◆ **Material**:
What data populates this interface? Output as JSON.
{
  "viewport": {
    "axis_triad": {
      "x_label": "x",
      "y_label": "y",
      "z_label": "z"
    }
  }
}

◆ **What the task requires**: Please return the data above exactly as given.

◆ **Final result**:
What data populates this interface? Output as JSON.
{
  "viewport": {
    "axis_triad": {
      "x_label": "x",
      "y_label": "y",
      "z_label": "z"
    }
  }
}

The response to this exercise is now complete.